• **Data listing**:
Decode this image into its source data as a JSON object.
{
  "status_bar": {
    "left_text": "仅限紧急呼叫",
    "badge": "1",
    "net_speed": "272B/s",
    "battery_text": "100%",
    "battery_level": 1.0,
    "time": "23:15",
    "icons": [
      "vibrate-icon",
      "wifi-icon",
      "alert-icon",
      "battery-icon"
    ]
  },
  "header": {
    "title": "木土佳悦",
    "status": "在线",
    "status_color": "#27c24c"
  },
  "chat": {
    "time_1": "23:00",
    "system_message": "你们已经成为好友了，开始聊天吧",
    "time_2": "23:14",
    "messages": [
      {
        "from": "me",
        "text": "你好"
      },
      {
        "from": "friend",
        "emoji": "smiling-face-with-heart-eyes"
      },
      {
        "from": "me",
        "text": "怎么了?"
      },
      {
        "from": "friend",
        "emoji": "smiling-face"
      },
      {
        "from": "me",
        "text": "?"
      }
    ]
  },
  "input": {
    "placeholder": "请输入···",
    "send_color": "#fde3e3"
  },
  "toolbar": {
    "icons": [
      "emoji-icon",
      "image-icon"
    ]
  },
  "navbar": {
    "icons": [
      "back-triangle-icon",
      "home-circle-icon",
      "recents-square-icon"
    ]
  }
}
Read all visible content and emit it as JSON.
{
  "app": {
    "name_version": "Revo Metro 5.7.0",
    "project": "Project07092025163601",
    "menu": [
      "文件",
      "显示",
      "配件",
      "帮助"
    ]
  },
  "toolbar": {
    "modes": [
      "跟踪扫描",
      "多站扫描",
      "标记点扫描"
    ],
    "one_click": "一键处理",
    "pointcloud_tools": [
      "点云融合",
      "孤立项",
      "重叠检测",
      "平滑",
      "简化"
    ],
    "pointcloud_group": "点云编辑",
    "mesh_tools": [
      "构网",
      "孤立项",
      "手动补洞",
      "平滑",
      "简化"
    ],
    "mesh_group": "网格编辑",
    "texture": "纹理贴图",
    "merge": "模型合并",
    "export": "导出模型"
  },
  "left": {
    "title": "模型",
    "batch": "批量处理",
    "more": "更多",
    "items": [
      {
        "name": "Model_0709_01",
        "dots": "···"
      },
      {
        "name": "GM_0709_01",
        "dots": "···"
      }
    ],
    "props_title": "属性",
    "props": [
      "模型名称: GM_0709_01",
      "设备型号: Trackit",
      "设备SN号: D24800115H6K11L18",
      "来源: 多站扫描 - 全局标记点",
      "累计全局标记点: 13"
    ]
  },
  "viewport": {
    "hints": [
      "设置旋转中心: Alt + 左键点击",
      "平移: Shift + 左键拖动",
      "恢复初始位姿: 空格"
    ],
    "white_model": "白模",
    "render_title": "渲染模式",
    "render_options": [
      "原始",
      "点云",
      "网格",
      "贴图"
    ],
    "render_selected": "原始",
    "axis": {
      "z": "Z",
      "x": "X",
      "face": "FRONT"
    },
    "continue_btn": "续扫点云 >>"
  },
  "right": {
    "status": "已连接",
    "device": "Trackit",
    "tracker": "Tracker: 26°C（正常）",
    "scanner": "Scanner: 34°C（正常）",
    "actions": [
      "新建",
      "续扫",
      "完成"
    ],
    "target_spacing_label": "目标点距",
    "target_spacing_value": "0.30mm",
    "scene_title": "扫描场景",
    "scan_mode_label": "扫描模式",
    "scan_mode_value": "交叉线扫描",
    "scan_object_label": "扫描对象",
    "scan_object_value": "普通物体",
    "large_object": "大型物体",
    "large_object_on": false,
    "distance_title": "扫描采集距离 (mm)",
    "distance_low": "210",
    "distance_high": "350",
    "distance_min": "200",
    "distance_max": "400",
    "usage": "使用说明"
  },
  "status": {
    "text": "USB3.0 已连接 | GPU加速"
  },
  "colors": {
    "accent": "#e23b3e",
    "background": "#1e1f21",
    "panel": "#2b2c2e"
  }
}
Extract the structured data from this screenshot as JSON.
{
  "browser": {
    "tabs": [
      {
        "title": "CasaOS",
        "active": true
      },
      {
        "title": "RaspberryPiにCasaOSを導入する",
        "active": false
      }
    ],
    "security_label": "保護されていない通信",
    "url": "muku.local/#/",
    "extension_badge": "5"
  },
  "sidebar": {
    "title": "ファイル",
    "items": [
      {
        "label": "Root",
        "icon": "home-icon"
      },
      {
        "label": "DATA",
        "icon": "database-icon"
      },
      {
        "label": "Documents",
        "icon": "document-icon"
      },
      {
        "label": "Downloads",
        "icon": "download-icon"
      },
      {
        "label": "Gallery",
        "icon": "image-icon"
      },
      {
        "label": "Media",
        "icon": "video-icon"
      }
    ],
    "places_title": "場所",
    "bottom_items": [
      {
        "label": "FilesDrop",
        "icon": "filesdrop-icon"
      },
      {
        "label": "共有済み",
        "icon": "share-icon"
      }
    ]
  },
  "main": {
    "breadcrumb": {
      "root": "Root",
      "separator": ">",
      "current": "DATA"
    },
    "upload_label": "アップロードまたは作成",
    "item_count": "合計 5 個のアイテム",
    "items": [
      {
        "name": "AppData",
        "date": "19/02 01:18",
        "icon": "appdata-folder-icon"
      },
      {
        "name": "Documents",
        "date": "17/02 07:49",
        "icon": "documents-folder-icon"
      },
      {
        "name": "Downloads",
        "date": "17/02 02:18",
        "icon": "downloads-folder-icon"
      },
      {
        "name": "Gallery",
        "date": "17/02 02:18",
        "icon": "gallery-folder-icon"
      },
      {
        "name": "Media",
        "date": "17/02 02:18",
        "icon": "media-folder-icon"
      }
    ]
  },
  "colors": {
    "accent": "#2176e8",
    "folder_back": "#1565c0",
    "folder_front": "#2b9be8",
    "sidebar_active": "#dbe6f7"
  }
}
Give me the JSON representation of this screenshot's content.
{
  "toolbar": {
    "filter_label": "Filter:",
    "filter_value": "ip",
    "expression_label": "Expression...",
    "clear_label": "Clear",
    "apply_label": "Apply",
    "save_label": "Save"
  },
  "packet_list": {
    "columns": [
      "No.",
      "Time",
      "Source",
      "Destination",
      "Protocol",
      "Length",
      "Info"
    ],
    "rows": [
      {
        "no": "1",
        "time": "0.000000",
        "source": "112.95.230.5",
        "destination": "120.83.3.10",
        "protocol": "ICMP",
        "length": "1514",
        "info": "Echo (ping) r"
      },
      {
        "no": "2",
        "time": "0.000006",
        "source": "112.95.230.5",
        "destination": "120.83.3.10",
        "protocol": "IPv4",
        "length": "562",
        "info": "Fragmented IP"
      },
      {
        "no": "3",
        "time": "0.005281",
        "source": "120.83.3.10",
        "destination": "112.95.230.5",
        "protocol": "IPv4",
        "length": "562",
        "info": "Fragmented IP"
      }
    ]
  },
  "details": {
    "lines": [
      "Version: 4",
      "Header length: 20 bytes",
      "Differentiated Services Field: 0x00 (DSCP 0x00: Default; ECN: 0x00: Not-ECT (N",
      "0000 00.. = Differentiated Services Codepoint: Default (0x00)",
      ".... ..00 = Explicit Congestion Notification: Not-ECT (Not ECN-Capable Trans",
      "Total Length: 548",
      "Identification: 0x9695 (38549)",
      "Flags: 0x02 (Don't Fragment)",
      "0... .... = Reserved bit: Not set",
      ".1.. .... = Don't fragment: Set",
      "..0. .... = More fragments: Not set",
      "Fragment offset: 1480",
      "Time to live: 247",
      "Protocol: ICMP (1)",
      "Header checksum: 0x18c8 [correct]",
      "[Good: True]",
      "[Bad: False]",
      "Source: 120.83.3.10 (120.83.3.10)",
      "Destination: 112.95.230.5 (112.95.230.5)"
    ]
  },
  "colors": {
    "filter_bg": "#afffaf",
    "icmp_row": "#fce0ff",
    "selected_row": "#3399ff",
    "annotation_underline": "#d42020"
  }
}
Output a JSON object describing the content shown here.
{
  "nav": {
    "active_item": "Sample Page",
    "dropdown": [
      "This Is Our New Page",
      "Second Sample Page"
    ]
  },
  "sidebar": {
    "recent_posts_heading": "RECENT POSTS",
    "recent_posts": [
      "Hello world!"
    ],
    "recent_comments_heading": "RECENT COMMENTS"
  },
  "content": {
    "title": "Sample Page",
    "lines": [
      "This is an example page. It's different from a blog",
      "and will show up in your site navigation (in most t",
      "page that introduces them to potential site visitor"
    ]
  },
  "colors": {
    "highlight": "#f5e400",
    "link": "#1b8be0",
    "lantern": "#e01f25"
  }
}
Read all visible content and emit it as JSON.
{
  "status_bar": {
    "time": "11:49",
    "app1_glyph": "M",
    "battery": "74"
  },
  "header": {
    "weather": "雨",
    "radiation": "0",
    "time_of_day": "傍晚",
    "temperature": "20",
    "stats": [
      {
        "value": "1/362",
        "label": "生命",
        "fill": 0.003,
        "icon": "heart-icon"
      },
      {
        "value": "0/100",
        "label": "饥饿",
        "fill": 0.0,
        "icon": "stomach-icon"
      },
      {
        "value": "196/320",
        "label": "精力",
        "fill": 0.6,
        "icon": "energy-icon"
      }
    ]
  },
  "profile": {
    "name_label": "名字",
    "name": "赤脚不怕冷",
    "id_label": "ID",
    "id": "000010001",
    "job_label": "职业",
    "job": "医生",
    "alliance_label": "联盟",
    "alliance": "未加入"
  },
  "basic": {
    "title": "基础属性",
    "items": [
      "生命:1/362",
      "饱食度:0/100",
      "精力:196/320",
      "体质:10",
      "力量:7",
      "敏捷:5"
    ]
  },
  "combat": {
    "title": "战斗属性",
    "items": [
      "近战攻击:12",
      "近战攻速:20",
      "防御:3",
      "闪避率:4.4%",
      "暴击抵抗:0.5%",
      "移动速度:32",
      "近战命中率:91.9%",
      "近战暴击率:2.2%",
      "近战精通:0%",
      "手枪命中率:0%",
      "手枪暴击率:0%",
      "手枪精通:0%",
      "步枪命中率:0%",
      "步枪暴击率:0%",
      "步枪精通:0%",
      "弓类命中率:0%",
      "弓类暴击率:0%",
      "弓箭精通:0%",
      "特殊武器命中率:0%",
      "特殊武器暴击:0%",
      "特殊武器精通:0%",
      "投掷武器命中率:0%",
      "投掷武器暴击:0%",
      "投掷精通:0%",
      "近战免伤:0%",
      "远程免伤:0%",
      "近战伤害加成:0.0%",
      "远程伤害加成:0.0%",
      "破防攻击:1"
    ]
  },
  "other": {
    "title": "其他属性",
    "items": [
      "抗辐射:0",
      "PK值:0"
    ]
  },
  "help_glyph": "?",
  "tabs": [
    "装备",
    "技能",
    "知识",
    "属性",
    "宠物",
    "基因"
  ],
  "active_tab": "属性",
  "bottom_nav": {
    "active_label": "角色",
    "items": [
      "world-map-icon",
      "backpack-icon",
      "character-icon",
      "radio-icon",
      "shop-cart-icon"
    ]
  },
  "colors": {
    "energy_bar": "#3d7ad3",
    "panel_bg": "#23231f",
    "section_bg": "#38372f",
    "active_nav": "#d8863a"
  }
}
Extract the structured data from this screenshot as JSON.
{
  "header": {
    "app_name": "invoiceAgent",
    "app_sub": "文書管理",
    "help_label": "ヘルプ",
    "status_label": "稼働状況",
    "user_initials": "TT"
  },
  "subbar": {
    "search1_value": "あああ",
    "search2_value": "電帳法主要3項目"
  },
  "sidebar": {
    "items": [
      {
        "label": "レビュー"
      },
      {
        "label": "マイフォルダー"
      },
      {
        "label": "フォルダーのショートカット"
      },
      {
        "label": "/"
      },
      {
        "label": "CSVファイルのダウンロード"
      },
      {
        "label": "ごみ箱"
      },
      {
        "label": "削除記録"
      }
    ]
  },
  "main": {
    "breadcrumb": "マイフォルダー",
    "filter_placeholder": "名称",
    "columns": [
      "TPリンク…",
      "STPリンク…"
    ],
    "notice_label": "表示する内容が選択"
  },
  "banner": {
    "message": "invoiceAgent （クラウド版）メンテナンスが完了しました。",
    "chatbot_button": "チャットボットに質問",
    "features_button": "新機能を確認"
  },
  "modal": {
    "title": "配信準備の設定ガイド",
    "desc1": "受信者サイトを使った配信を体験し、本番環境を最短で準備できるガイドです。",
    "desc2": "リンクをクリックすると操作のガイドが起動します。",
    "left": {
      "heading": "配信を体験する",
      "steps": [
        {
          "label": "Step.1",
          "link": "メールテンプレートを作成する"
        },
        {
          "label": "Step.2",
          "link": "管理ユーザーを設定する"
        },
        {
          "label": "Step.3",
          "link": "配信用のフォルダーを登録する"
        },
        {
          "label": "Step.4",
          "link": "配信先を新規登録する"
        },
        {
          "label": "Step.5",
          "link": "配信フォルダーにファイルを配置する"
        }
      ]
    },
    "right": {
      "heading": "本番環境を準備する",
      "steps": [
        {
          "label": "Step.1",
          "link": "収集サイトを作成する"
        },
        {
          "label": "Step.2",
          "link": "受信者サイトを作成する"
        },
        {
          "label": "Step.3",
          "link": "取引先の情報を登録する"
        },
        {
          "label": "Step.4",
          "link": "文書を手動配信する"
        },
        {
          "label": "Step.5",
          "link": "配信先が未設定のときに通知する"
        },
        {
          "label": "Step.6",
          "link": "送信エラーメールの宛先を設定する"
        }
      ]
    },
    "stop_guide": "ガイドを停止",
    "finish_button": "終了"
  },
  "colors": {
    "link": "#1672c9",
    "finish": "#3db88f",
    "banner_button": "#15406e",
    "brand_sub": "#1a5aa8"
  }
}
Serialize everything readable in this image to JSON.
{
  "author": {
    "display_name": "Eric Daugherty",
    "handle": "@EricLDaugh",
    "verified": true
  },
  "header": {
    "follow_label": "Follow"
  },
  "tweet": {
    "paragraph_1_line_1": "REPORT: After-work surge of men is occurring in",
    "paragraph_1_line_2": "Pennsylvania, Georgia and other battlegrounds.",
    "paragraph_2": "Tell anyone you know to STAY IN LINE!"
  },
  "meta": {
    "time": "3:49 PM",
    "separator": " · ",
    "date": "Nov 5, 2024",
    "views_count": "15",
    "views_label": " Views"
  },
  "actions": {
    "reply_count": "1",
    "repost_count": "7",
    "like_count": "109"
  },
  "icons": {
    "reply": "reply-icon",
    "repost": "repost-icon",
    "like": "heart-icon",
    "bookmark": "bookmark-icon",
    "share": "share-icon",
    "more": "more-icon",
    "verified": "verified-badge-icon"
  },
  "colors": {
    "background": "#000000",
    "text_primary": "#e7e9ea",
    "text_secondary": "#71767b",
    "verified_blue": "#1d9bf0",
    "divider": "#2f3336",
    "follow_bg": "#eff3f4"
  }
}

• **Exercise objective**: Extract all lines that hold the word "content".

• **Full solution**:
Read all visible content and emit it as JSON.
Give me the JSON representation of this screenshot's content.
Output a JSON object describing the content shown here.
  "content": {
Read all visible content and emit it as JSON.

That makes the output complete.